> **What you should do**: Return the listing below in full, with every line exactly as it is.

(Items from a dataset)
========================================
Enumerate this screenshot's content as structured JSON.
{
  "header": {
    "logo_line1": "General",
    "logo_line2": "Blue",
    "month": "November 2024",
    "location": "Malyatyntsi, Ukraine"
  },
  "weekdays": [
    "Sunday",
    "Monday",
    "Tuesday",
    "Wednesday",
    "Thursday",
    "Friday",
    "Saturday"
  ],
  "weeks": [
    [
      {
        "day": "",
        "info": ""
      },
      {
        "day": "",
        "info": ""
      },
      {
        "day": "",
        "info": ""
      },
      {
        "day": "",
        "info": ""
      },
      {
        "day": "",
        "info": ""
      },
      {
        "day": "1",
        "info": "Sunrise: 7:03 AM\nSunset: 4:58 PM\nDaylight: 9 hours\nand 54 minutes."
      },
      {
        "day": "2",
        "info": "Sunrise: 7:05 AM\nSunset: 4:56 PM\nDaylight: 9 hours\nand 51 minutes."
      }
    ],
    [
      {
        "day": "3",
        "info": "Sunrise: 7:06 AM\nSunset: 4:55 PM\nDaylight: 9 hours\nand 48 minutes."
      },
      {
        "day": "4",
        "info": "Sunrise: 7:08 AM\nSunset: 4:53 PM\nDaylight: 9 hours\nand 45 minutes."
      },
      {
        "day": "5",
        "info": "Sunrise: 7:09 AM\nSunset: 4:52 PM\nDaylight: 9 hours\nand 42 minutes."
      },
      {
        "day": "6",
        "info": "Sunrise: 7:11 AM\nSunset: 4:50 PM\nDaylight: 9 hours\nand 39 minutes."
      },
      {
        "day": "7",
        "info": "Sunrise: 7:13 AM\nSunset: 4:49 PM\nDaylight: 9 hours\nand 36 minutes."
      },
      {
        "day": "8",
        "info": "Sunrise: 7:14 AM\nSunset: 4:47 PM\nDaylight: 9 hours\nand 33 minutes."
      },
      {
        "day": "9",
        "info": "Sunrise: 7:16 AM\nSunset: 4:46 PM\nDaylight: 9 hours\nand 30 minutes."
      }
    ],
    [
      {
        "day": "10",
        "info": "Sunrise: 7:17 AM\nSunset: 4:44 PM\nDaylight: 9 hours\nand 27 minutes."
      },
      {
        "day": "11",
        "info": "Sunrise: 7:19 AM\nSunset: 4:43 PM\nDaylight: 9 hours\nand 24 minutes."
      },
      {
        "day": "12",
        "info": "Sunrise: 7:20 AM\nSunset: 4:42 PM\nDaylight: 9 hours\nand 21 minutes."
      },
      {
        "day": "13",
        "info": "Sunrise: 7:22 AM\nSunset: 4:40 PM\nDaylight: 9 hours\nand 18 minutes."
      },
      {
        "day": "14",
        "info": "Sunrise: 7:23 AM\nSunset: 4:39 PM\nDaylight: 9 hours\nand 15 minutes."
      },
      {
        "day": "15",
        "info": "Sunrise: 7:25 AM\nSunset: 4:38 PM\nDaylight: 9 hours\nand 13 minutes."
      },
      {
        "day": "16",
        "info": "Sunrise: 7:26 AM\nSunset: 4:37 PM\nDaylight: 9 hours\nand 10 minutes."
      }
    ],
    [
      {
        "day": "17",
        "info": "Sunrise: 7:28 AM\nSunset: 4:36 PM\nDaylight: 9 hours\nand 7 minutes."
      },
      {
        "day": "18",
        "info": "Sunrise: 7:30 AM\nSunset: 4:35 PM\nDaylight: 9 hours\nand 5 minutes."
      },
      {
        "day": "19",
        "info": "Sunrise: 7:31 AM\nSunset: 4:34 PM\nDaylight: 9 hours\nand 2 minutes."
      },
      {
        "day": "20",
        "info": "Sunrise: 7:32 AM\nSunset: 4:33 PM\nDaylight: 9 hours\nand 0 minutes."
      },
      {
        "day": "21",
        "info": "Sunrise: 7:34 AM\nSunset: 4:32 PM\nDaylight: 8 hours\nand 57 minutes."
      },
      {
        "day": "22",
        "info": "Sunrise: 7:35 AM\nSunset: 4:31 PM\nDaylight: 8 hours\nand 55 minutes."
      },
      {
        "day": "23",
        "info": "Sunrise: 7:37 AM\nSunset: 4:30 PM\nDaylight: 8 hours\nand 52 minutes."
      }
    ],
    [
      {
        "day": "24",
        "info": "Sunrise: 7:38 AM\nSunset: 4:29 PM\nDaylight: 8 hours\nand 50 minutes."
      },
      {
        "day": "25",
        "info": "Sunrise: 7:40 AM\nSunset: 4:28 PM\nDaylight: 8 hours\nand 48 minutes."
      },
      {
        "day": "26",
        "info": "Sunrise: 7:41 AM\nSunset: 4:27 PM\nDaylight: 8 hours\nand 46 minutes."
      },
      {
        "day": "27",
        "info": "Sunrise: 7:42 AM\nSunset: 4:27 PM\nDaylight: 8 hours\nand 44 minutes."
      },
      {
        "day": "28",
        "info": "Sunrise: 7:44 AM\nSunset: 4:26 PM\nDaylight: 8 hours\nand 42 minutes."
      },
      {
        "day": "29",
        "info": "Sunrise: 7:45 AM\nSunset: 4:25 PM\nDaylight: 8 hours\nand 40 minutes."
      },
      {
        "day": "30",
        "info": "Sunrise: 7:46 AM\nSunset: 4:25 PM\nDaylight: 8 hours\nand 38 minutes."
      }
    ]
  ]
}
========================================
> **Final result**:
Enumerate this screenshot's content as structured JSON.
{
  "header": {
    "logo_line1": "General",
    "logo_line2": "Blue",
    "month": "November 2024",
    "location": "Malyatyntsi, Ukraine"
  },
  "weekdays": [
    "Sunday",
    "Monday",
    "Tuesday",
    "Wednesday",
    "Thursday",
    "Friday",
    "Saturday"
  ],
  "weeks": [
    [
      {
        "day": "",
        "info": ""
      },
      {
        "day": "",
        "info": ""
      },
      {
        "day": "",
        "info": ""
      },
      {
        "day": "",
        "info": ""
      },
      {
        "day": "",
        "info": ""
      },
      {
        "day": "1",
        "info": "Sunrise: 7:03 AM\nSunset: 4:58 PM\nDaylight: 9 hours\nand 54 minutes."
      },
      {
        "day": "2",
        "info": "Sunrise: 7:05 AM\nSunset: 4:56 PM\nDaylight: 9 hours\nand 51 minutes."
      }
    ],
    [
      {
        "day": "3",
        "info": "Sunrise: 7:06 AM\nSunset: 4:55 PM\nDaylight: 9 hours\nand 48 minutes."
      },
      {
        "day": "4",
        "info": "Sunrise: 7:08 AM\nSunset: 4:53 PM\nDaylight: 9 hours\nand 45 minutes."
      },
      {
        "day": "5",
        "info": "Sunrise: 7:09 AM\nSunset: 4:52 PM\nDaylight: 9 hours\nand 42 minutes."
      },
      {
        "day": "6",
        "info": "Sunrise: 7:11 AM\nSunset: 4:50 PM\nDaylight: 9 hours\nand 39 minutes."
      },
      {
        "day": "7",
        "info": "Sunrise: 7:13 AM\nSunset: 4:49 PM\nDaylight: 9 hours\nand 36 minutes."
      },
      {
        "day": "8",
        "info": "Sunrise: 7:14 AM\nSunset: 4:47 PM\nDaylight: 9 hours\nand 33 minutes."
      },
      {
        "day": "9",
        "info": "Sunrise: 7:16 AM\nSunset: 4:46 PM\nDaylight: 9 hours\nand 30 minutes."
      }
    ],
    [
      {
        "day": "10",
        "info": "Sunrise: 7:17 AM\nSunset: 4:44 PM\nDaylight: 9 hours\nand 27 minutes."
      },
      {
        "day": "11",
        "info": "Sunrise: 7:19 AM\nSunset: 4:43 PM\nDaylight: 9 hours\nand 24 minutes."
      },
      {
        "day": "12",
        "info": "Sunrise: 7:20 AM\nSunset: 4:42 PM\nDaylight: 9 hours\nand 21 minutes."
      },
      {
        "day": "13",
        "info": "Sunrise: 7:22 AM\nSunset: 4:40 PM\nDaylight: 9 hours\nand 18 minutes."
      },
      {
        "day": "14",
        "info": "Sunrise: 7:23 AM\nSunset: 4:39 PM\nDaylight: 9 hours\nand 15 minutes."
      },
      {
        "day": "15",
        "info": "Sunrise: 7:25 AM\nSunset: 4:38 PM\nDaylight: 9 hours\nand 13 minutes."
      },
      {
        "day": "16",
        "info": "Sunrise: 7:26 AM\nSunset: 4:37 PM\nDaylight: 9 hours\nand 10 minutes."
      }
    ],
    [
      {
        "day": "17",
        "info": "Sunrise: 7:28 AM\nSunset: 4:36 PM\nDaylight: 9 hours\nand 7 minutes."
      },
      {
        "day": "18",
        "info": "Sunrise: 7:30 AM\nSunset: 4:35 PM\nDaylight: 9 hours\nand 5 minutes."
      },
      {
        "day": "19",
        "info": "Sunrise: 7:31 AM\nSunset: 4:34 PM\nDaylight: 9 hours\nand 2 minutes."
      },
      {
        "day": "20",
        "info": "Sunrise: 7:32 AM\nSunset: 4:33 PM\nDaylight: 9 hours\nand 0 minutes."
      },
      {
        "day": "21",
        "info": "Sunrise: 7:34 AM\nSunset: 4:32 PM\nDaylight: 8 hours\nand 57 minutes."
      },
      {
        "day": "22",
        "info": "Sunrise: 7:35 AM\nSunset: 4:31 PM\nDaylight: 8 hours\nand 55 minutes."
      },
      {
        "day": "23",
        "info": "Sunrise: 7:37 AM\nSunset: 4:30 PM\nDaylight: 8 hours\nand 52 minutes."
      }
    ],
    [
      {
        "day": "24",
        "info": "Sunrise: 7:38 AM\nSunset: 4:29 PM\nDaylight: 8 hours\nand 50 minutes."
      },
      {
        "day": "25",
        "info": "Sunrise: 7:40 AM\nSunset: 4:28 PM\nDaylight: 8 hours\nand 48 minutes."
      },
      {
        "day": "26",
        "info": "Sunrise: 7:41 AM\nSunset: 4:27 PM\nDaylight: 8 hours\nand 46 minutes."
      },
      {
        "day": "27",
        "info": "Sunrise: 7:42 AM\nSunset: 4:27 PM\nDaylight: 8 hours\nand 44 minutes."
      },
      {
        "day": "28",
        "info": "Sunrise: 7:44 AM\nSunset: 4:26 PM\nDaylight: 8 hours\nand 42 minutes."
      },
      {
        "day": "29",
        "info": "Sunrise: 7:45 AM\nSunset: 4:25 PM\nDaylight: 8 hours\nand 40 minutes."
      },
      {
        "day": "30",
        "info": "Sunrise: 7:46 AM\nSunset: 4:25 PM\nDaylight: 8 hours\nand 38 minutes."
      }
    ]
  ]
}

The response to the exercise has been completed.